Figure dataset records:

## Start

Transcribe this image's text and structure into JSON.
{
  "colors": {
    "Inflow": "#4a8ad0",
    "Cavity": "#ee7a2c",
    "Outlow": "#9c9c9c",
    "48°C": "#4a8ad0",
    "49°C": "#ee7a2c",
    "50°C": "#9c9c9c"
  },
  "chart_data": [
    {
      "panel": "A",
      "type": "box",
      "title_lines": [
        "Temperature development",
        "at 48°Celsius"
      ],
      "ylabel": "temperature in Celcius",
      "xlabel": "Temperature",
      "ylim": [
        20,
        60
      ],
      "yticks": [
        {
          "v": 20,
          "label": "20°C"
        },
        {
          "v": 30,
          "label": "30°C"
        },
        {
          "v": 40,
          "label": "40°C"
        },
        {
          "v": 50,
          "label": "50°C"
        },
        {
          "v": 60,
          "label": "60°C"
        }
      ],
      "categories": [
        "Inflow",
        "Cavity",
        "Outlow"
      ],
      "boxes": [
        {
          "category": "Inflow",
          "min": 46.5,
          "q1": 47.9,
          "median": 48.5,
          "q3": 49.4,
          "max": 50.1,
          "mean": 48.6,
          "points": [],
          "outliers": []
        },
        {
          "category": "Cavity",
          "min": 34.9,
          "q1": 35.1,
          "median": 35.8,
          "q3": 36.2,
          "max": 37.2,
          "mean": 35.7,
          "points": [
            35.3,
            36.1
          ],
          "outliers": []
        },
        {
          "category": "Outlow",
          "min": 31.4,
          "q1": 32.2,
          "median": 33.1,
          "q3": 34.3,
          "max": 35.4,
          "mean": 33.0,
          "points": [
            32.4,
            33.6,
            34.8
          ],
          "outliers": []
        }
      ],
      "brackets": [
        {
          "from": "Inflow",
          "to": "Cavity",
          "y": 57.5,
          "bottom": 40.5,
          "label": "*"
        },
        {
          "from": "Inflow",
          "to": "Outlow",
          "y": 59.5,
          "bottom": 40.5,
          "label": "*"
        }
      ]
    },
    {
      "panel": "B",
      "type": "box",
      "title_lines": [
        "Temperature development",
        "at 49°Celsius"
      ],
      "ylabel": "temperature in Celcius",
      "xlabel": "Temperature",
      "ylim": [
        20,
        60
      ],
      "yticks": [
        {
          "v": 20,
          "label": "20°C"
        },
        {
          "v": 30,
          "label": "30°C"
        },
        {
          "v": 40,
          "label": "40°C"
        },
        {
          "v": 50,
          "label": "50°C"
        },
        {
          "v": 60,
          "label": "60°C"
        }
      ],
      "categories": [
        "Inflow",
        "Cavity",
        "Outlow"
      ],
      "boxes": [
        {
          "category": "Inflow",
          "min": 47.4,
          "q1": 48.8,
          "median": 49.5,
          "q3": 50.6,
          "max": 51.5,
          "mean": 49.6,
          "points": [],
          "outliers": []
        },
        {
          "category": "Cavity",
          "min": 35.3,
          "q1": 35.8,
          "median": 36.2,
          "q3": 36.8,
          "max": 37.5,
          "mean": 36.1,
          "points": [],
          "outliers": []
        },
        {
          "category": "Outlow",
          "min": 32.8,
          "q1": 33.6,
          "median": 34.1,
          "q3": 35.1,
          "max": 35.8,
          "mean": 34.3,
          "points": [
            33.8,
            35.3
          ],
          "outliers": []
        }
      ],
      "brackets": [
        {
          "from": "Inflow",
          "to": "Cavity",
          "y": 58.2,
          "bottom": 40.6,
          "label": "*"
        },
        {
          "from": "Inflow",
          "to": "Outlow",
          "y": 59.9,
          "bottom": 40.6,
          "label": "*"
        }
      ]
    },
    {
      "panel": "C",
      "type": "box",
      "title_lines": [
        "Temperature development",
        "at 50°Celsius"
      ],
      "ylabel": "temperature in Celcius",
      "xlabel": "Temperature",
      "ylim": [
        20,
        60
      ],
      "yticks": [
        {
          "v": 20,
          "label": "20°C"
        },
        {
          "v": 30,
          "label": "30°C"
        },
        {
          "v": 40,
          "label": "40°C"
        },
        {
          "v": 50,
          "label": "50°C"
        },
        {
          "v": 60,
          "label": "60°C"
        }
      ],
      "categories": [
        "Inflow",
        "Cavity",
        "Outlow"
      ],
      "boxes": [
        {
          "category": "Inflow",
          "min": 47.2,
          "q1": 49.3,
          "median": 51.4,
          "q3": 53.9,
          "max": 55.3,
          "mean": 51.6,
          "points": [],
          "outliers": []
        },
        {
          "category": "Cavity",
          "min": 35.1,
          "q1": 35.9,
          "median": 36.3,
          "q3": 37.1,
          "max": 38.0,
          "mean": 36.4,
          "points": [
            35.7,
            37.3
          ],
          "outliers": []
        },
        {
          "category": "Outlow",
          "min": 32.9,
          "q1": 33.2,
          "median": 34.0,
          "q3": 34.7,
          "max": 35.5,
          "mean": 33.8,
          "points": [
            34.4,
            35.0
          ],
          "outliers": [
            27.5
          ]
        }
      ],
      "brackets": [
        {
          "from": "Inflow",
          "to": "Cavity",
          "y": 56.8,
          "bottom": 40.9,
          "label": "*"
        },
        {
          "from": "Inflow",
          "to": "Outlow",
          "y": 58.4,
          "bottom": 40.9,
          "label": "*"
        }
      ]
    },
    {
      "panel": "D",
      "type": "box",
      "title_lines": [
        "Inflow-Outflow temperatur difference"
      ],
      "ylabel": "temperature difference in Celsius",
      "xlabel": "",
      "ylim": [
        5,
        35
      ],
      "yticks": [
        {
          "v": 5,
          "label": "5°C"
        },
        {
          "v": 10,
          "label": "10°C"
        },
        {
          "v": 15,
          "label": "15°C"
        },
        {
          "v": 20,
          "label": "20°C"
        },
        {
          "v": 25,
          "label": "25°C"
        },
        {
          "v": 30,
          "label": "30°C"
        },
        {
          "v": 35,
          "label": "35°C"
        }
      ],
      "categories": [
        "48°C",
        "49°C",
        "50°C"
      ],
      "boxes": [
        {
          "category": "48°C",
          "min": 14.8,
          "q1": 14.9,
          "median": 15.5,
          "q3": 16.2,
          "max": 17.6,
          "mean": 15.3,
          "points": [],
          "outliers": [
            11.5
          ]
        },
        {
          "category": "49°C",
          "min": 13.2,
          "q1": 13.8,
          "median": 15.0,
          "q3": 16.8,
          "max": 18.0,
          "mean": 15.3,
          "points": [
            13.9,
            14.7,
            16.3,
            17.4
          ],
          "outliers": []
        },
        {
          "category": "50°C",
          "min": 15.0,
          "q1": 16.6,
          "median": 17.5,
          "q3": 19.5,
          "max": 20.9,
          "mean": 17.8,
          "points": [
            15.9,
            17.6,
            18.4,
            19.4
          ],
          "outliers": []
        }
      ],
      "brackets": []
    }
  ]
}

## End

TASK STATEMENT.
Return every line exactly.

ANSWER TO THIS PROBLEM.
Transcribe this image's text and structure into JSON.
{
  "colors": {
    "Inflow": "#4a8ad0",
    "Cavity": "#ee7a2c",
    "Outlow": "#9c9c9c",
    "48°C": "#4a8ad0",
    "49°C": "#ee7a2c",
    "50°C": "#9c9c9c"
  },
  "chart_data": [
    {
      "panel": "A",
      "type": "box",
      "title_lines": [
        "Temperature development",
        "at 48°Celsius"
      ],
      "ylabel": "temperature in Celcius",
      "xlabel": "Temperature",
      "ylim": [
        20,
        60
      ],
      "yticks": [
        {
          "v": 20,
          "label": "20°C"
        },
        {
          "v": 30,
          "label": "30°C"
        },
        {
          "v": 40,
          "label": "40°C"
        },
        {
          "v": 50,
          "label": "50°C"
        },
        {
          "v": 60,
          "label": "60°C"
        }
      ],
      "categories": [
        "Inflow",
        "Cavity",
        "Outlow"
      ],
      "boxes": [
        {
          "category": "Inflow",
          "min": 46.5,
          "q1": 47.9,
          "median": 48.5,
          "q3": 49.4,
          "max": 50.1,
          "mean": 48.6,
          "points": [],
          "outliers": []
        },
        {
          "category": "Cavity",
          "min": 34.9,
          "q1": 35.1,
          "median": 35.8,
          "q3": 36.2,
          "max": 37.2,
          "mean": 35.7,
          "points": [
            35.3,
            36.1
          ],
          "outliers": []
        },
        {
          "category": "Outlow",
          "min": 31.4,
          "q1": 32.2,
          "median": 33.1,
          "q3": 34.3,
          "max": 35.4,
          "mean": 33.0,
          "points": [
            32.4,
            33.6,
            34.8
          ],
          "outliers": []
        }
      ],
      "brackets": [
        {
          "from": "Inflow",
          "to": "Cavity",
          "y": 57.5,
          "bottom": 40.5,
          "label": "*"
        },
        {
          "from": "Inflow",
          "to": "Outlow",
          "y": 59.5,
          "bottom": 40.5,
          "label": "*"
        }
      ]
    },
    {
      "panel": "B",
      "type": "box",
      "title_lines": [
        "Temperature development",
        "at 49°Celsius"
      ],
      "ylabel": "temperature in Celcius",
      "xlabel": "Temperature",
      "ylim": [
        20,
        60
      ],
      "yticks": [
        {
          "v": 20,
          "label": "20°C"
        },
        {
          "v": 30,
          "label": "30°C"
        },
        {
          "v": 40,
          "label": "40°C"
        },
        {
          "v": 50,
          "label": "50°C"
        },
        {
          "v": 60,
          "label": "60°C"
        }
      ],
      "categories": [
        "Inflow",
        "Cavity",
        "Outlow"
      ],
      "boxes": [
        {
          "category": "Inflow",
          "min": 47.4,
          "q1": 48.8,
          "median": 49.5,
          "q3": 50.6,
          "max": 51.5,
          "mean": 49.6,
          "points": [],
          "outliers": []
        },
        {
          "category": "Cavity",
          "min": 35.3,
          "q1": 35.8,
          "median": 36.2,
          "q3": 36.8,
          "max": 37.5,
          "mean": 36.1,
          "points": [],
          "outliers": []
        },
        {
          "category": "Outlow",
          "min": 32.8,
          "q1": 33.6,
          "median": 34.1,
          "q3": 35.1,
          "max": 35.8,
          "mean": 34.3,
          "points": [
            33.8,
            35.3
          ],
          "outliers": []
        }
      ],
      "brackets": [
        {
          "from": "Inflow",
          "to": "Cavity",
          "y": 58.2,
          "bottom": 40.6,
          "label": "*"
        },
        {
          "from": "Inflow",
          "to": "Outlow",
          "y": 59.9,
          "bottom": 40.6,
          "label": "*"
        }
      ]
    },
    {
      "panel": "C",
      "type": "box",
      "title_lines": [
        "Temperature development",
        "at 50°Celsius"
      ],
      "ylabel": "temperature in Celcius",
      "xlabel": "Temperature",
      "ylim": [
        20,
        60
      ],
      "yticks": [
        {
          "v": 20,
          "label": "20°C"
        },
        {
          "v": 30,
          "label": "30°C"
        },
        {
          "v": 40,
          "label": "40°C"
        },
        {
          "v": 50,
          "label": "50°C"
        },
        {
          "v": 60,
          "label": "60°C"
        }
      ],
      "categories": [
        "Inflow",
        "Cavity",
        "Outlow"
      ],
      "boxes": [
        {
          "category": "Inflow",
          "min": 47.2,
          "q1": 49.3,
          "median": 51.4,
          "q3": 53.9,
          "max": 55.3,
          "mean": 51.6,
          "points": [],
          "outliers": []
        },
        {
          "category": "Cavity",
          "min": 35.1,
          "q1": 35.9,
          "median": 36.3,
          "q3": 37.1,
          "max": 38.0,
          "mean": 36.4,
          "points": [
            35.7,
            37.3
          ],
          "outliers": []
        },
        {
          "category": "Outlow",
          "min": 32.9,
          "q1": 33.2,
          "median": 34.0,
          "q3": 34.7,
          "max": 35.5,
          "mean": 33.8,
          "points": [
            34.4,
            35.0
          ],
          "outliers": [
            27.5
          ]
        }
      ],
      "brackets": [
        {
          "from": "Inflow",
          "to": "Cavity",
          "y": 56.8,
          "bottom": 40.9,
          "label": "*"
        },
        {
          "from": "Inflow",
          "to": "Outlow",
          "y": 58.4,
          "bottom": 40.9,
          "label": "*"
        }
      ]
    },
    {
      "panel": "D",
      "type": "box",
      "title_lines": [
        "Inflow-Outflow temperatur difference"
      ],
      "ylabel": "temperature difference in Celsius",
      "xlabel": "",
      "ylim": [
        5,
        35
      ],
      "yticks": [
        {
          "v": 5,
          "label": "5°C"
        },
        {
          "v": 10,
          "label": "10°C"
        },
        {
          "v": 15,
          "label": "15°C"
        },
        {
          "v": 20,
          "label": "20°C"
        },
        {
          "v": 25,
          "label": "25°C"
        },
        {
          "v": 30,
          "label": "30°C"
        },
        {
          "v": 35,
          "label": "35°C"
        }
      ],
      "categories": [
        "48°C",
        "49°C",
        "50°C"
      ],
      "boxes": [
        {
          "category": "48°C",
          "min": 14.8,
          "q1": 14.9,
          "median": 15.5,
          "q3": 16.2,
          "max": 17.6,
          "mean": 15.3,
          "points": [],
          "outliers": [
            11.5
          ]
        },
        {
          "category": "49°C",
          "min": 13.2,
          "q1": 13.8,
          "median": 15.0,
          "q3": 16.8,
          "max": 18.0,
          "mean": 15.3,
          "points": [
            13.9,
            14.7,
            16.3,
            17.4
          ],
          "outliers": []
        },
        {
          "category": "50°C",
          "min": 15.0,
          "q1": 16.6,
          "median": 17.5,
          "q3": 19.5,
          "max": 20.9,
          "mean": 17.8,
          "points": [
            15.9,
            17.6,
            18.4,
            19.4
          ],
          "outliers": []
        }
      ],
      "brackets": []
    }
  ]
}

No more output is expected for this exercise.